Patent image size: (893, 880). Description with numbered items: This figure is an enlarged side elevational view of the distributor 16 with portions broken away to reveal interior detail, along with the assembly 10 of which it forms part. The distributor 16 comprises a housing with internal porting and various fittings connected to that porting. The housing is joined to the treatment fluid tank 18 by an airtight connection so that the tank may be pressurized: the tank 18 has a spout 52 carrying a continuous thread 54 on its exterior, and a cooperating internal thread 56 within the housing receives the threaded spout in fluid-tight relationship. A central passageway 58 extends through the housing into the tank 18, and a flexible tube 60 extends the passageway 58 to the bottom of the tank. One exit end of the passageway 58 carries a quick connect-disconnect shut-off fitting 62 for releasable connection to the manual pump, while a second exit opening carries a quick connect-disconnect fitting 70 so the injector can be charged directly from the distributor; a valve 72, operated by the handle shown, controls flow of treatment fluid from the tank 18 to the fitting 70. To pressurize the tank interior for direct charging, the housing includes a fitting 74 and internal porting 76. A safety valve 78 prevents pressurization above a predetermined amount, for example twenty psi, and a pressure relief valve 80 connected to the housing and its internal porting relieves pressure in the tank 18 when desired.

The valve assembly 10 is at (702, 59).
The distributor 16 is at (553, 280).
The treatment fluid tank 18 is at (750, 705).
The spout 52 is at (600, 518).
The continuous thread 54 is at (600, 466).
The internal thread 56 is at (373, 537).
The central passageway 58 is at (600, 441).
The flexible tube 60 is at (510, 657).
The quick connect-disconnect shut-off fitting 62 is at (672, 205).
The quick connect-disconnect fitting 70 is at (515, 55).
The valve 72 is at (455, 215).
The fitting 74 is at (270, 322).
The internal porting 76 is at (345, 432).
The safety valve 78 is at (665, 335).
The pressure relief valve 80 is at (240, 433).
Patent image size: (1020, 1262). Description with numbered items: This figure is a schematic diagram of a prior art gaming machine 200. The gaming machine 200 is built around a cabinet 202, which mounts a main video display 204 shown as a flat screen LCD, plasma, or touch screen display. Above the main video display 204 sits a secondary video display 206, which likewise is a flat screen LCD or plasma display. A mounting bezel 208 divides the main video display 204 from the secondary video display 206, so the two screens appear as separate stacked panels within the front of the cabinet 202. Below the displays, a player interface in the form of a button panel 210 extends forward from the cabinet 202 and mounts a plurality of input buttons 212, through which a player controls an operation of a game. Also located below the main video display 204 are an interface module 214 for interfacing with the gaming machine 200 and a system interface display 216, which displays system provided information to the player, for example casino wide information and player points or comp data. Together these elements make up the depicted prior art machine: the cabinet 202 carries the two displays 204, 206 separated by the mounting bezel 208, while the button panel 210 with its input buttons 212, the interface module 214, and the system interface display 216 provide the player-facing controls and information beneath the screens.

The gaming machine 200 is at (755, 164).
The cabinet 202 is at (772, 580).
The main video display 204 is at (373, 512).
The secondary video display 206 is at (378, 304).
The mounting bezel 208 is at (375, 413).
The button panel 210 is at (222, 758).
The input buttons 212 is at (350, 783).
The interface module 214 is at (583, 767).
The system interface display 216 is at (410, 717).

========================

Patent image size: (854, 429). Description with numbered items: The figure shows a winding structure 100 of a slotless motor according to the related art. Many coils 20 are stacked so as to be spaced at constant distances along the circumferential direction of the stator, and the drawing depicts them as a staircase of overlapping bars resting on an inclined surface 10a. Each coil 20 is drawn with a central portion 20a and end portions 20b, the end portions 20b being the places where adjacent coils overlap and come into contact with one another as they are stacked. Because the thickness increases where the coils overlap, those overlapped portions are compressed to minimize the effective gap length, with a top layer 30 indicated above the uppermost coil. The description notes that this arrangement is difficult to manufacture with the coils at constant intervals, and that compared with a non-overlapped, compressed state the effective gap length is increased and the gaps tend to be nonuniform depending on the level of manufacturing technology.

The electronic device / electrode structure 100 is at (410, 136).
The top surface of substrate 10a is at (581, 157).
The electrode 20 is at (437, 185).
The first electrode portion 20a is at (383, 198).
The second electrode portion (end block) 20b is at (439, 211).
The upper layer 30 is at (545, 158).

========================

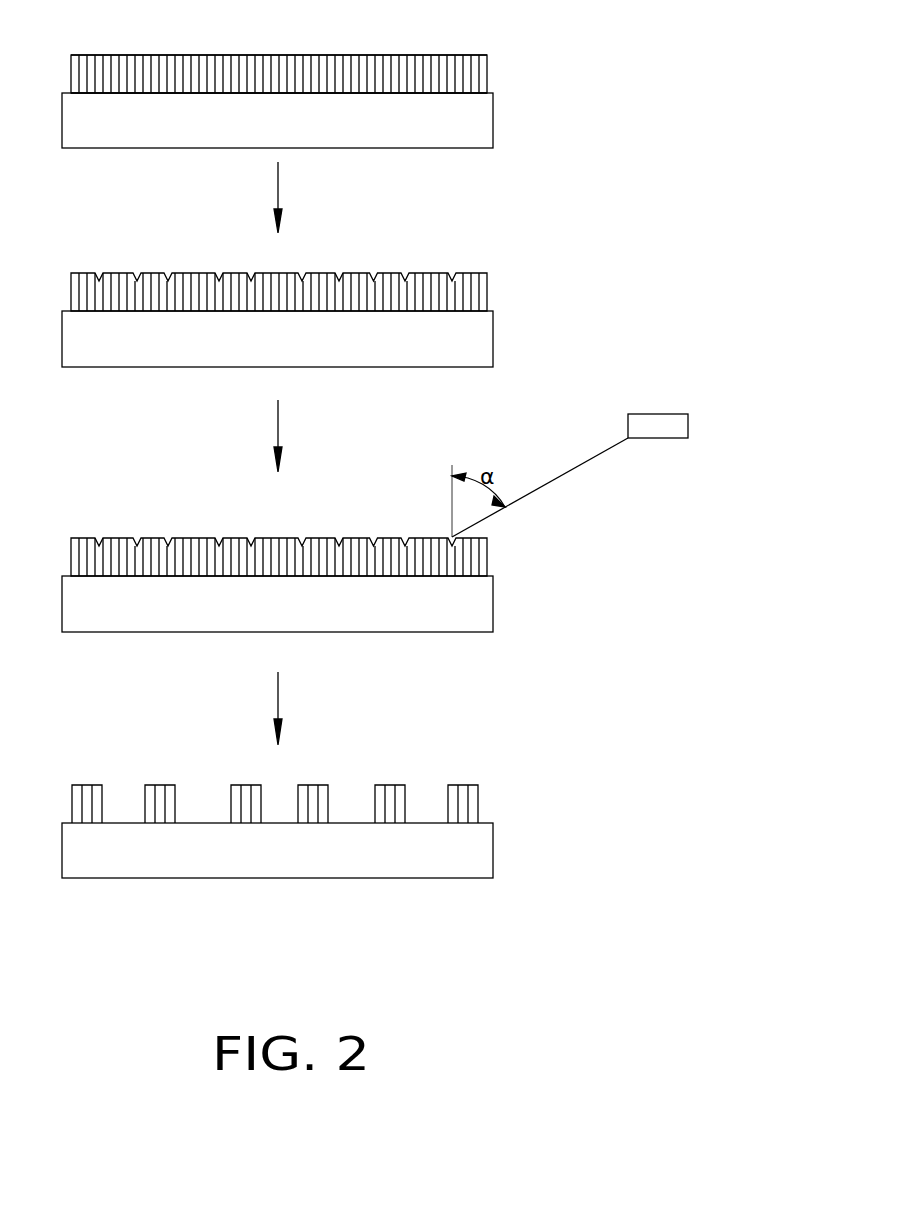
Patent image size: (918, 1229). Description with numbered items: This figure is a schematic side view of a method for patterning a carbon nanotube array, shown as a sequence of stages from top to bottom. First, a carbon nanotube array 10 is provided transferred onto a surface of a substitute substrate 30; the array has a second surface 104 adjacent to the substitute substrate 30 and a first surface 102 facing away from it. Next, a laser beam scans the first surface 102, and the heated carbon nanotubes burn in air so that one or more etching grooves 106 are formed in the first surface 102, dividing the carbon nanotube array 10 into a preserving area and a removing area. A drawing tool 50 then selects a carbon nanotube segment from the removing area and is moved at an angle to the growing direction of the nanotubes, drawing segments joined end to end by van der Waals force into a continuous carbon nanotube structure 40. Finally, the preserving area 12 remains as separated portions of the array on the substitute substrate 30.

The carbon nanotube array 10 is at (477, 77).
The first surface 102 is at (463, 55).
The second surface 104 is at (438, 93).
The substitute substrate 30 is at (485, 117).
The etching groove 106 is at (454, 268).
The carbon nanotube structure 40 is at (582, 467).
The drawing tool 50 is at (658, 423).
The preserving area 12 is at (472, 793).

========================

## [EXERCISE OBJECTIVE]
Report each line of the listing above that contains the word "preserving", copying every such line in full. Case counts.

## [OUTPUT FOR THIS TASK]
Patent image size: (918, 1229). Description with numbered items: This figure is a schematic side view of a method for patterning a carbon nanotube array, shown as a sequence of stages from top to bottom. First, a carbon nanotube array 10 is provided transferred onto a surface of a substitute substrate 30; the array has a second surface 104 adjacent to the substitute substrate 30 and a first surface 102 facing away from it. Next, a laser beam scans the first surface 102, and the heated carbon nanotubes burn in air so that one or more etching grooves 106 are formed in the first surface 102, dividing the carbon nanotube array 10 into a preserving area and a removing area. A drawing tool 50 then selects a carbon nanotube segment from the removing area and is moved at an angle to the growing direction of the nanotubes, drawing segments joined end to end by van der Waals force into a continuous carbon nanotube structure 40. Finally, the preserving area 12 remains as separated portions of the array on the substitute substrate 30.
The preserving area 12 is at (472, 793).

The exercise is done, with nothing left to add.